Stored data entries

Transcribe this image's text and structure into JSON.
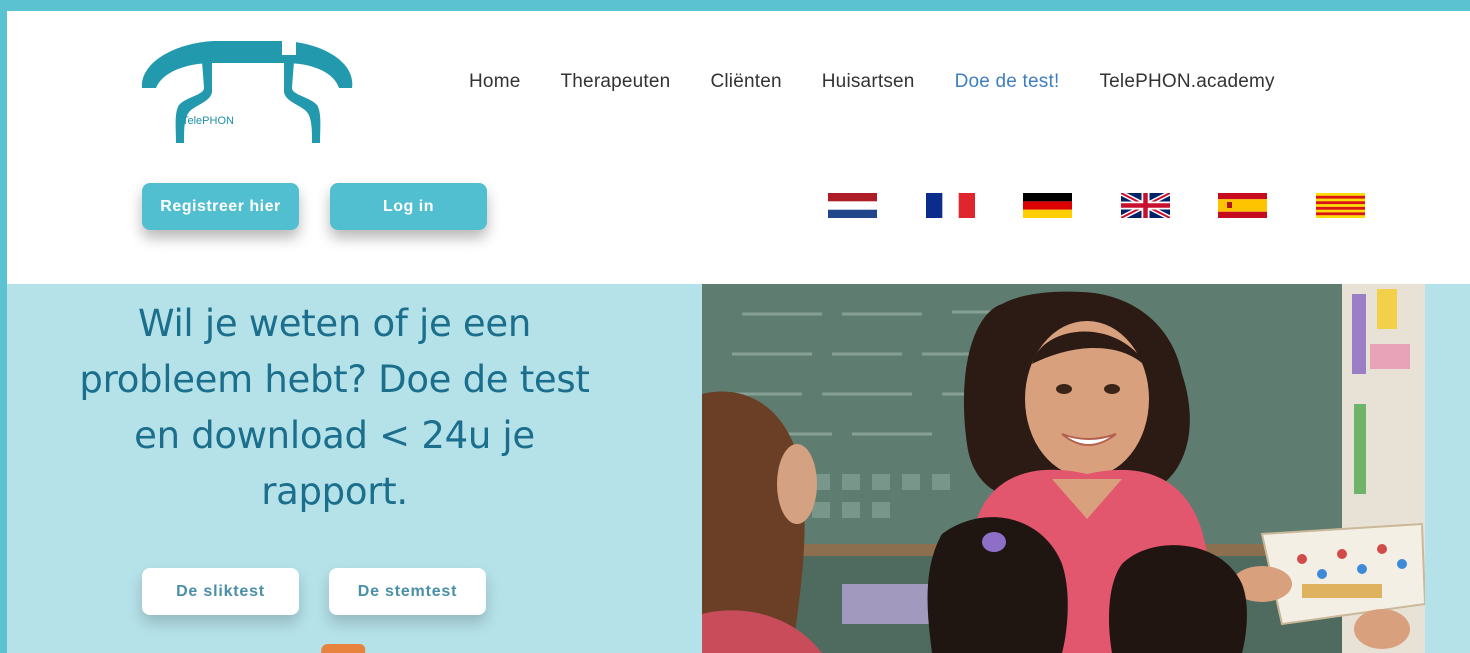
{
  "brand": {
    "logo_text": "TelePHON"
  },
  "nav": {
    "items": [
      {
        "label": "Home"
      },
      {
        "label": "Therapeuten"
      },
      {
        "label": "Cliënten"
      },
      {
        "label": "Huisartsen"
      },
      {
        "label": "Doe de test!"
      },
      {
        "label": "TelePHON.academy"
      }
    ],
    "active_index": 4
  },
  "header_buttons": {
    "register_label": "Registreer hier",
    "login_label": "Log in"
  },
  "languages": [
    "dutch-flag",
    "french-flag",
    "german-flag",
    "uk-flag",
    "spanish-flag",
    "catalan-flag"
  ],
  "hero": {
    "title": "Wil je weten of je een probleem hebt? Doe de test en download < 24u je rapport.",
    "buttons": [
      {
        "label": "De sliktest"
      },
      {
        "label": "De stemtest"
      }
    ],
    "image_name": "teacher-with-children-photo"
  },
  "colors": {
    "accent": "#52bfd0",
    "frame": "#5bc2d2",
    "hero_bg": "#b5e1e9",
    "title": "#1b6f8c",
    "active_nav": "#3f7ec0"
  }
}
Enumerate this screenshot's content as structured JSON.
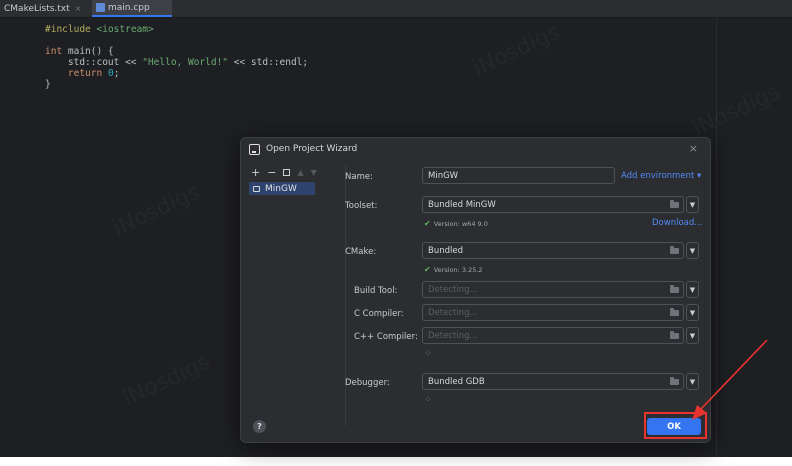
{
  "tabs": [
    {
      "label": "CMakeLists.txt",
      "close": "×"
    },
    {
      "label": "main.cpp"
    }
  ],
  "code_lines": [
    [
      {
        "t": "#include",
        "c": "tk-pre"
      },
      {
        "t": " ",
        "c": ""
      },
      {
        "t": "<iostream>",
        "c": "tk-inc"
      }
    ],
    [],
    [
      {
        "t": "int",
        "c": "tk-kw"
      },
      {
        "t": " main() {",
        "c": ""
      }
    ],
    [
      {
        "t": "    std::cout << ",
        "c": ""
      },
      {
        "t": "\"Hello, World!\"",
        "c": "tk-str"
      },
      {
        "t": " << std::endl;",
        "c": ""
      }
    ],
    [
      {
        "t": "    ",
        "c": ""
      },
      {
        "t": "return",
        "c": "tk-kw"
      },
      {
        "t": " ",
        "c": ""
      },
      {
        "t": "0",
        "c": "tk-num"
      },
      {
        "t": ";",
        "c": ""
      }
    ],
    [
      {
        "t": "}",
        "c": ""
      }
    ]
  ],
  "watermark": "iNosdigs",
  "dialog": {
    "title": "Open Project Wizard",
    "close": "×",
    "toolchains": {
      "add": "+",
      "remove": "−",
      "move_up": "▲",
      "move_down": "▼",
      "items": [
        "MinGW"
      ]
    },
    "name_label": "Name:",
    "name_value": "MinGW",
    "add_environment": "Add environment ▾",
    "toolset_label": "Toolset:",
    "toolset_value": "Bundled MinGW",
    "toolset_version": "Version: w64 9.0",
    "download_link": "Download...",
    "cmake_label": "CMake:",
    "cmake_value": "Bundled",
    "cmake_version": "Version: 3.25.2",
    "build_tool_label": "Build Tool:",
    "build_tool_value": "Detecting...",
    "c_compiler_label": "C Compiler:",
    "c_compiler_value": "Detecting...",
    "cpp_compiler_label": "C++ Compiler:",
    "cpp_compiler_value": "Detecting...",
    "debugger_label": "Debugger:",
    "debugger_value": "Bundled GDB",
    "help": "?",
    "ok": "OK"
  },
  "colors": {
    "accent": "#3574f0",
    "highlight": "#e8332f",
    "check": "#5fb865"
  }
}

WORK TO DO » Leave out all images, then reproduce the entries above exactly.

RESULT FOR THIS TASK »
Transcribe this image's text and structure into JSON.
{
  "brand": {
    "logo_text": "TelePHON"
  },
  "nav": {
    "items": [
      {
        "label": "Home"
      },
      {
        "label": "Therapeuten"
      },
      {
        "label": "Cliënten"
      },
      {
        "label": "Huisartsen"
      },
      {
        "label": "Doe de test!"
      },
      {
        "label": "TelePHON.academy"
      }
    ],
    "active_index": 4
  },
  "header_buttons": {
    "register_label": "Registreer hier",
    "login_label": "Log in"
  },
  "languages": [
    "dutch-flag",
    "french-flag",
    "german-flag",
    "uk-flag",
    "spanish-flag",
    "catalan-flag"
  ],
  "hero": {
    "title": "Wil je weten of je een probleem hebt? Doe de test en download < 24u je rapport.",
    "buttons": [
      {
        "label": "De sliktest"
      },
      {
        "label": "De stemtest"
      }
    ],
    "image_name": "teacher-with-children-photo"
  },
  "colors": {
    "accent": "#52bfd0",
    "frame": "#5bc2d2",
    "hero_bg": "#b5e1e9",
    "title": "#1b6f8c",
    "active_nav": "#3f7ec0"
  }
}
Enumerate this screenshot's content as structured JSON.
{
  "tabs": [
    {
      "label": "CMakeLists.txt",
      "close": "×"
    },
    {
      "label": "main.cpp"
    }
  ],
  "code_lines": [
    [
      {
        "t": "#include",
        "c": "tk-pre"
      },
      {
        "t": " ",
        "c": ""
      },
      {
        "t": "<iostream>",
        "c": "tk-inc"
      }
    ],
    [],
    [
      {
        "t": "int",
        "c": "tk-kw"
      },
      {
        "t": " main() {",
        "c": ""
      }
    ],
    [
      {
        "t": "    std::cout << ",
        "c": ""
      },
      {
        "t": "\"Hello, World!\"",
        "c": "tk-str"
      },
      {
        "t": " << std::endl;",
        "c": ""
      }
    ],
    [
      {
        "t": "    ",
        "c": ""
      },
      {
        "t": "return",
        "c": "tk-kw"
      },
      {
        "t": " ",
        "c": ""
      },
      {
        "t": "0",
        "c": "tk-num"
      },
      {
        "t": ";",
        "c": ""
      }
    ],
    [
      {
        "t": "}",
        "c": ""
      }
    ]
  ],
  "watermark": "iNosdigs",
  "dialog": {
    "title": "Open Project Wizard",
    "close": "×",
    "toolchains": {
      "add": "+",
      "remove": "−",
      "move_up": "▲",
      "move_down": "▼",
      "items": [
        "MinGW"
      ]
    },
    "name_label": "Name:",
    "name_value": "MinGW",
    "add_environment": "Add environment ▾",
    "toolset_label": "Toolset:",
    "toolset_value": "Bundled MinGW",
    "toolset_version": "Version: w64 9.0",
    "download_link": "Download...",
    "cmake_label": "CMake:",
    "cmake_value": "Bundled",
    "cmake_version": "Version: 3.25.2",
    "build_tool_label": "Build Tool:",
    "build_tool_value": "Detecting...",
    "c_compiler_label": "C Compiler:",
    "c_compiler_value": "Detecting...",
    "cpp_compiler_label": "C++ Compiler:",
    "cpp_compiler_value": "Detecting...",
    "debugger_label": "Debugger:",
    "debugger_value": "Bundled GDB",
    "help": "?",
    "ok": "OK"
  },
  "colors": {
    "accent": "#3574f0",
    "highlight": "#e8332f",
    "check": "#5fb865"
  }
}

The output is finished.